━━━━━ Information supplied

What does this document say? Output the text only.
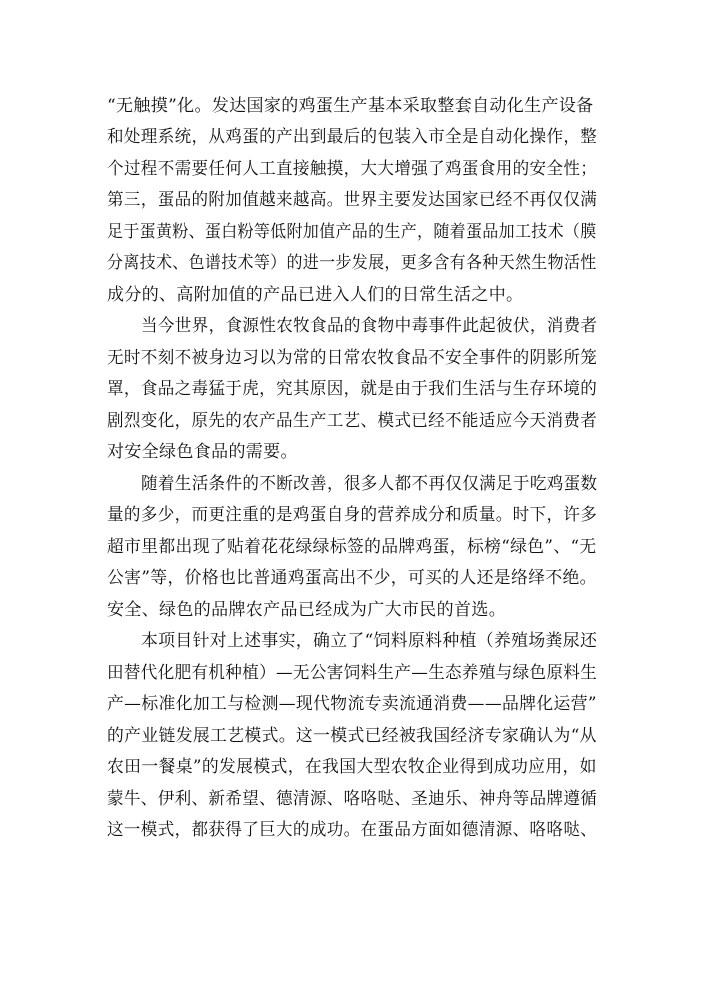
“无触摸”化。发达国家的鸡蛋生产基本采取整套自动化生产设备
和处理系统，从鸡蛋的产出到最后的包装入市全是自动化操作，整
个过程不需要任何人工直接触摸，大大增强了鸡蛋食用的安全性；
第三，蛋品的附加值越来越高。世界主要发达国家已经不再仅仅满
足于蛋黄粉、蛋白粉等低附加值产品的生产，随着蛋品加工技术（膜
分离技术、色谱技术等）的进一步发展，更多含有各种天然生物活性
成分的、高附加值的产品已进入人们的日常生活之中。
当今世界，食源性农牧食品的食物中毒事件此起彼伏，消费者
无时不刻不被身边习以为常的日常农牧食品不安全事件的阴影所笼
罩，食品之毒猛于虎，究其原因，就是由于我们生活与生存环境的
剧烈变化，原先的农产品生产工艺、模式已经不能适应今天消费者
对安全绿色食品的需要。
随着生活条件的不断改善，很多人都不再仅仅满足于吃鸡蛋数
量的多少，而更注重的是鸡蛋自身的营养成分和质量。时下，许多
超市里都出现了贴着花花绿绿标签的品牌鸡蛋，标榜“绿色”、“无
公害”等，价格也比普通鸡蛋高出不少，可买的人还是络绎不绝。
安全、绿色的品牌农产品已经成为广大市民的首选。
本项目针对上述事实，确立了“饲料原料种植（养殖场粪尿还
田替代化肥有机种植）—无公害饲料生产—生态养殖与绿色原料生
产—标准化加工与检测—现代物流专卖流通消费——品牌化运营”
的产业链发展工艺模式。这一模式已经被我国经济专家确认为“从
农田一餐桌”的发展模式，在我国大型农牧企业得到成功应用，如
蒙牛、伊利、新希望、德清源、咯咯哒、圣迪乐、神舟等品牌遵循
这一模式，都获得了巨大的成功。在蛋品方面如德清源、咯咯哒、
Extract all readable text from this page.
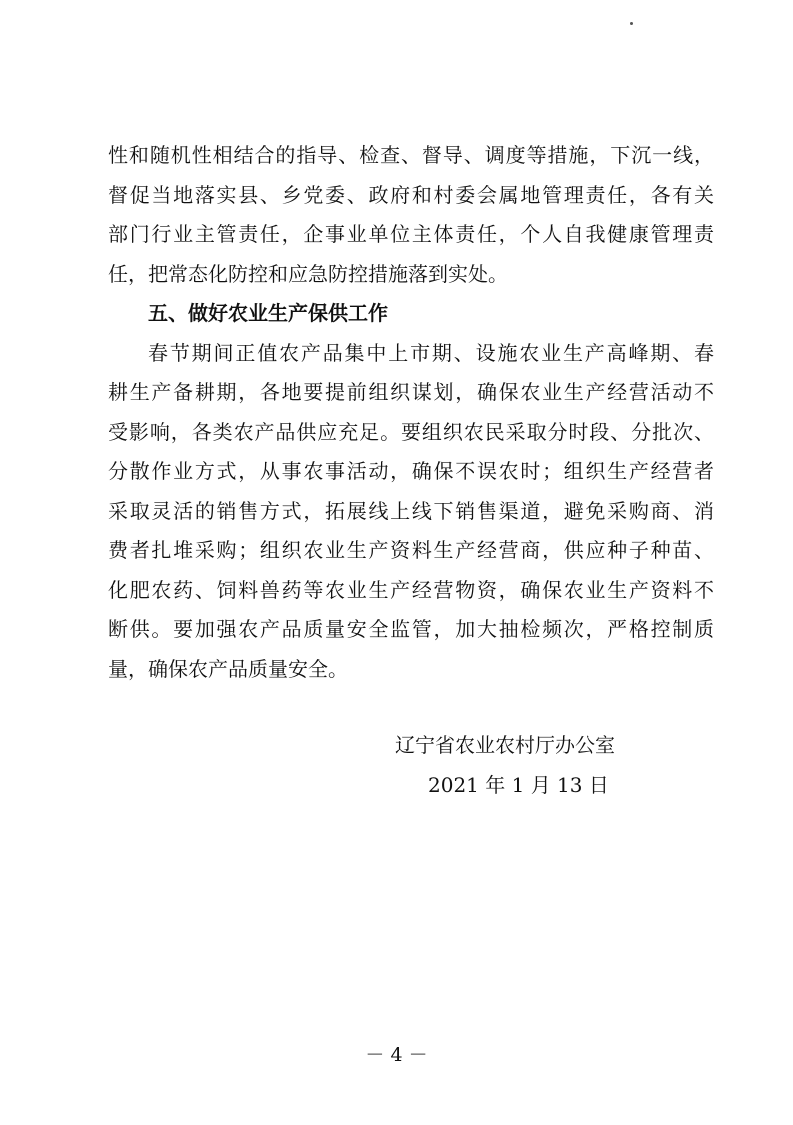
性和随机性相结合的指导、检查、督导、调度等措施，下沉一线，
督促当地落实县、乡党委、政府和村委会属地管理责任，各有关
部门行业主管责任，企事业单位主体责任，个人自我健康管理责
任，把常态化防控和应急防控措施落到实处。
五、做好农业生产保供工作
春节期间正值农产品集中上市期、设施农业生产高峰期、春
耕生产备耕期，各地要提前组织谋划，确保农业生产经营活动不
受影响，各类农产品供应充足。要组织农民采取分时段、分批次、
分散作业方式，从事农事活动，确保不误农时；组织生产经营者
采取灵活的销售方式，拓展线上线下销售渠道，避免采购商、消
费者扎堆采购；组织农业生产资料生产经营商，供应种子种苗、
化肥农药、饲料兽药等农业生产经营物资，确保农业生产资料不
断供。要加强农产品质量安全监管，加大抽检频次，严格控制质
量，确保农产品质量安全。
辽宁省农业农村厅办公室
2021 年 1 月 13 日
－ 4 －
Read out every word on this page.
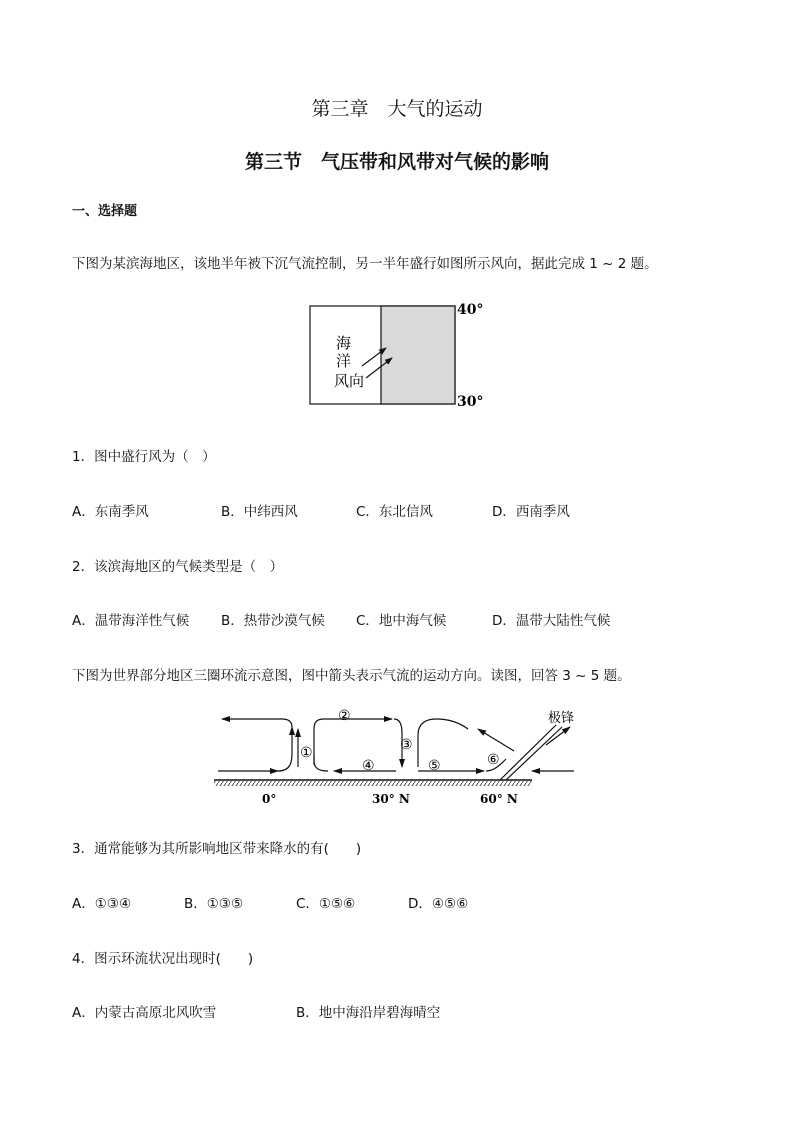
第三章　大气的运动
第三节　气压带和风带对气候的影响
一、选择题
下图为某滨海地区，该地半年被下沉气流控制，另一半年盛行如图所示风向，据此完成 1 ~ 2 题。
海
洋
风向
40°
30°
1．图中盛行风为（　）
A．东南季风	B．中纬西风	C．东北信风	D．西南季风
2．该滨海地区的气候类型是（　）
A．温带海洋性气候 B．热带沙漠气候 C．地中海气候	D．温带大陆性气候
下图为世界部分地区三圈环流示意图，图中箭头表示气流的运动方向。读图，回答 3 ~ 5 题。
①
②
③
④	⑤	⑥
极锋
0°	30° N	60° N
3．通常能够为其所影响地区带来降水的有(　　)
A．①③④	B．①③⑤	C．①⑤⑥	D．④⑤⑥
4．图示环流状况出现时(　　)
A．内蒙古高原北风吹雪	B．地中海沿岸碧海晴空
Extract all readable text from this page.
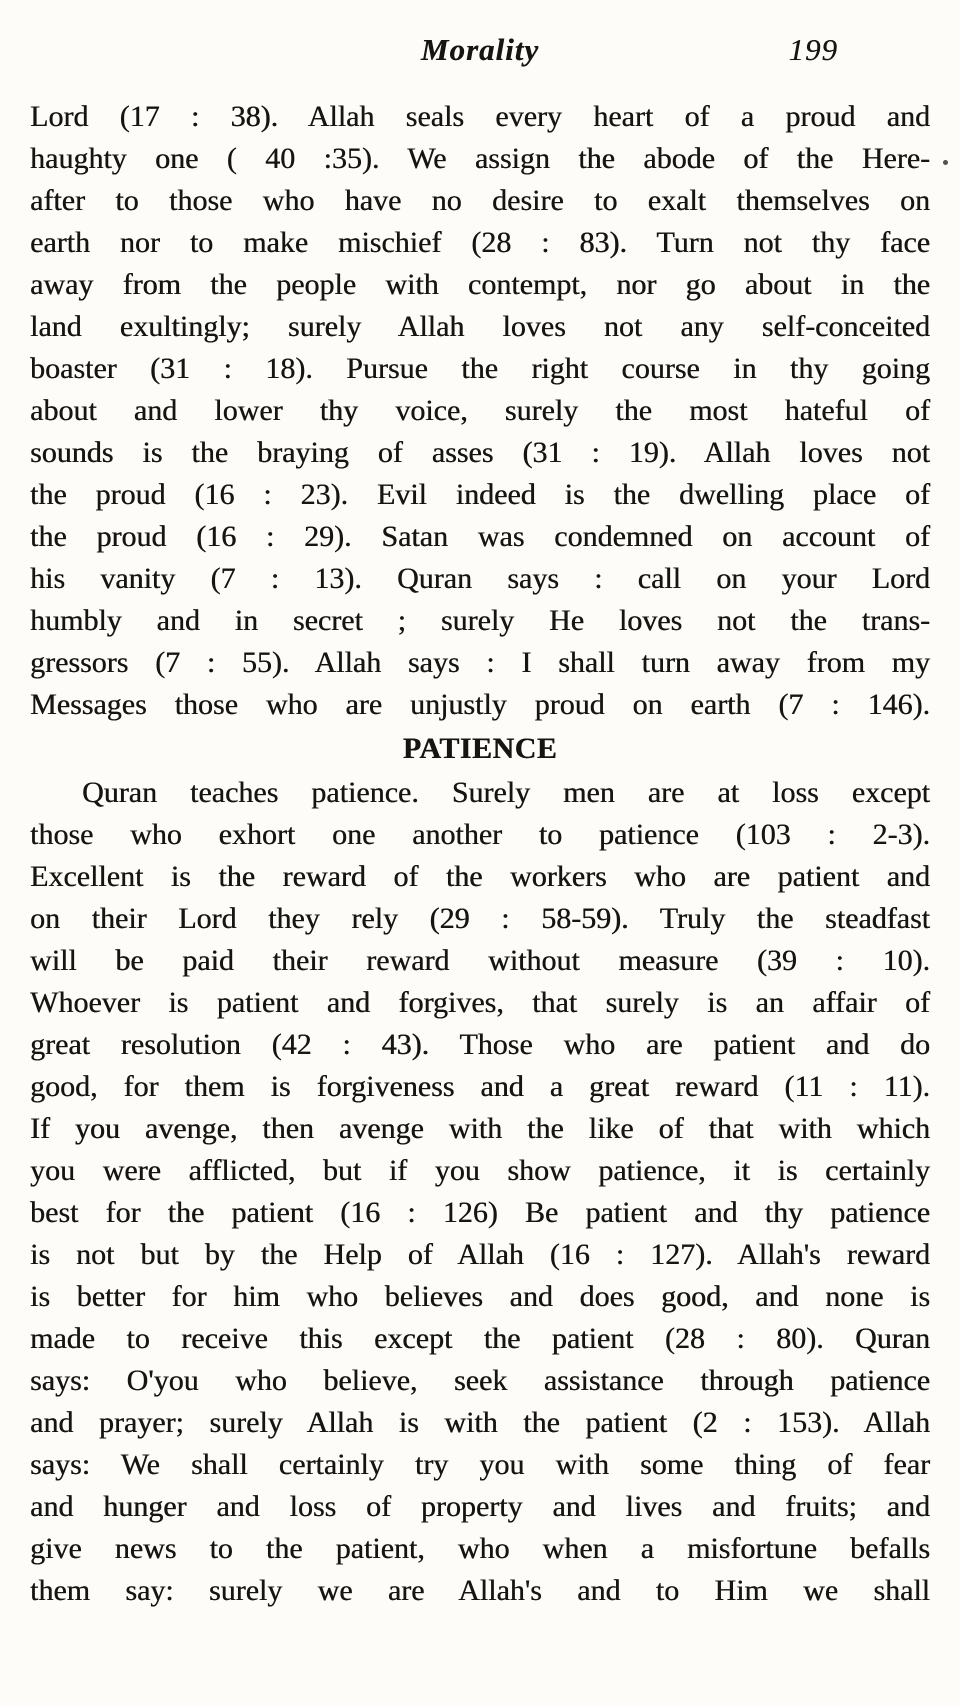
Morality	199
Lord (17 : 38). Allah seals every heart of a proud and
haughty one ( 40 :35). We assign the abode of the Here-
after to those who have no desire to exalt themselves on
earth nor to make mischief (28 : 83). Turn not thy face
away from the people with contempt, nor go about in the
land exultingly; surely Allah loves not any self-conceited
boaster (31 : 18). Pursue the right course in thy going
about and lower thy voice, surely the most hateful of
sounds is the braying of asses (31 : 19). Allah loves not
the proud (16 : 23). Evil indeed is the dwelling place of
the proud (16 : 29). Satan was condemned on account of
his vanity (7 : 13). Quran says : call on your Lord
humbly and in secret ; surely He loves not the trans-
gressors (7 : 55). Allah says : I shall turn away from my
Messages those who are unjustly proud on earth (7 : 146).
PATIENCE
Quran teaches patience. Surely men are at loss except
those who exhort one another to patience (103 : 2-3).
Excellent is the reward of the workers who are patient and
on their Lord they rely (29 : 58-59). Truly the steadfast
will be paid their reward without measure (39 : 10).
Whoever is patient and forgives, that surely is an affair of
great resolution (42 : 43). Those who are patient and do
good, for them is forgiveness and a great reward (11 : 11).
If you avenge, then avenge with the like of that with which
you were afflicted, but if you show patience, it is certainly
best for the patient (16 : 126) Be patient and thy patience
is not but by the Help of Allah (16 : 127). Allah's reward
is better for him who believes and does good, and none is
made to receive this except the patient (28 : 80). Quran
says: O'you who believe, seek assistance through patience
and prayer; surely Allah is with the patient (2 : 153). Allah
says: We shall certainly try you with some thing of fear
and hunger and loss of property and lives and fruits; and
give news to the patient, who when a misfortune befalls
them say: surely we are Allah's and to Him we shall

━━━━━━━━━━

**Problem to work on:** Would you set down the listing exactly, omitting pictures?

**Answer to this task:**
What does this document say? Output the text only.
“无触摸”化。发达国家的鸡蛋生产基本采取整套自动化生产设备
和处理系统，从鸡蛋的产出到最后的包装入市全是自动化操作，整
个过程不需要任何人工直接触摸，大大增强了鸡蛋食用的安全性；
第三，蛋品的附加值越来越高。世界主要发达国家已经不再仅仅满
足于蛋黄粉、蛋白粉等低附加值产品的生产，随着蛋品加工技术（膜
分离技术、色谱技术等）的进一步发展，更多含有各种天然生物活性
成分的、高附加值的产品已进入人们的日常生活之中。
当今世界，食源性农牧食品的食物中毒事件此起彼伏，消费者
无时不刻不被身边习以为常的日常农牧食品不安全事件的阴影所笼
罩，食品之毒猛于虎，究其原因，就是由于我们生活与生存环境的
剧烈变化，原先的农产品生产工艺、模式已经不能适应今天消费者
对安全绿色食品的需要。
随着生活条件的不断改善，很多人都不再仅仅满足于吃鸡蛋数
量的多少，而更注重的是鸡蛋自身的营养成分和质量。时下，许多
超市里都出现了贴着花花绿绿标签的品牌鸡蛋，标榜“绿色”、“无
公害”等，价格也比普通鸡蛋高出不少，可买的人还是络绎不绝。
安全、绿色的品牌农产品已经成为广大市民的首选。
本项目针对上述事实，确立了“饲料原料种植（养殖场粪尿还
田替代化肥有机种植）—无公害饲料生产—生态养殖与绿色原料生
产—标准化加工与检测—现代物流专卖流通消费——品牌化运营”
的产业链发展工艺模式。这一模式已经被我国经济专家确认为“从
农田一餐桌”的发展模式，在我国大型农牧企业得到成功应用，如
蒙牛、伊利、新希望、德清源、咯咯哒、圣迪乐、神舟等品牌遵循
这一模式，都获得了巨大的成功。在蛋品方面如德清源、咯咯哒、
Extract all readable text from this page.
性和随机性相结合的指导、检查、督导、调度等措施，下沉一线，
督促当地落实县、乡党委、政府和村委会属地管理责任，各有关
部门行业主管责任，企事业单位主体责任，个人自我健康管理责
任，把常态化防控和应急防控措施落到实处。
五、做好农业生产保供工作
春节期间正值农产品集中上市期、设施农业生产高峰期、春
耕生产备耕期，各地要提前组织谋划，确保农业生产经营活动不
受影响，各类农产品供应充足。要组织农民采取分时段、分批次、
分散作业方式，从事农事活动，确保不误农时；组织生产经营者
采取灵活的销售方式，拓展线上线下销售渠道，避免采购商、消
费者扎堆采购；组织农业生产资料生产经营商，供应种子种苗、
化肥农药、饲料兽药等农业生产经营物资，确保农业生产资料不
断供。要加强农产品质量安全监管，加大抽检频次，严格控制质
量，确保农产品质量安全。
辽宁省农业农村厅办公室
2021 年 1 月 13 日
－ 4 －
Read out every word on this page.
第三章　大气的运动
第三节　气压带和风带对气候的影响
一、选择题
下图为某滨海地区，该地半年被下沉气流控制，另一半年盛行如图所示风向，据此完成 1 ~ 2 题。
海
洋
风向
40°
30°
1．图中盛行风为（　）
A．东南季风	B．中纬西风	C．东北信风	D．西南季风
2．该滨海地区的气候类型是（　）
A．温带海洋性气候 B．热带沙漠气候 C．地中海气候	D．温带大陆性气候
下图为世界部分地区三圈环流示意图，图中箭头表示气流的运动方向。读图，回答 3 ~ 5 题。
①
②
③
④	⑤	⑥
极锋
0°	30° N	60° N
3．通常能够为其所影响地区带来降水的有(　　)
A．①③④	B．①③⑤	C．①⑤⑥	D．④⑤⑥
4．图示环流状况出现时(　　)
A．内蒙古高原北风吹雪	B．地中海沿岸碧海晴空
Extract all readable text from this page.
Morality	199
Lord (17 : 38). Allah seals every heart of a proud and
haughty one ( 40 :35). We assign the abode of the Here-
after to those who have no desire to exalt themselves on
earth nor to make mischief (28 : 83). Turn not thy face
away from the people with contempt, nor go about in the
land exultingly; surely Allah loves not any self-conceited
boaster (31 : 18). Pursue the right course in thy going
about and lower thy voice, surely the most hateful of
sounds is the braying of asses (31 : 19). Allah loves not
the proud (16 : 23). Evil indeed is the dwelling place of
the proud (16 : 29). Satan was condemned on account of
his vanity (7 : 13). Quran says : call on your Lord
humbly and in secret ; surely He loves not the trans-
gressors (7 : 55). Allah says : I shall turn away from my
Messages those who are unjustly proud on earth (7 : 146).
PATIENCE
Quran teaches patience. Surely men are at loss except
those who exhort one another to patience (103 : 2-3).
Excellent is the reward of the workers who are patient and
on their Lord they rely (29 : 58-59). Truly the steadfast
will be paid their reward without measure (39 : 10).
Whoever is patient and forgives, that surely is an affair of
great resolution (42 : 43). Those who are patient and do
good, for them is forgiveness and a great reward (11 : 11).
If you avenge, then avenge with the like of that with which
you were afflicted, but if you show patience, it is certainly
best for the patient (16 : 126) Be patient and thy patience
is not but by the Help of Allah (16 : 127). Allah's reward
is better for him who believes and does good, and none is
made to receive this except the patient (28 : 80). Quran
says: O'you who believe, seek assistance through patience
and prayer; surely Allah is with the patient (2 : 153). Allah
says: We shall certainly try you with some thing of fear
and hunger and loss of property and lives and fruits; and
give news to the patient, who when a misfortune befalls
them say: surely we are Allah's and to Him we shall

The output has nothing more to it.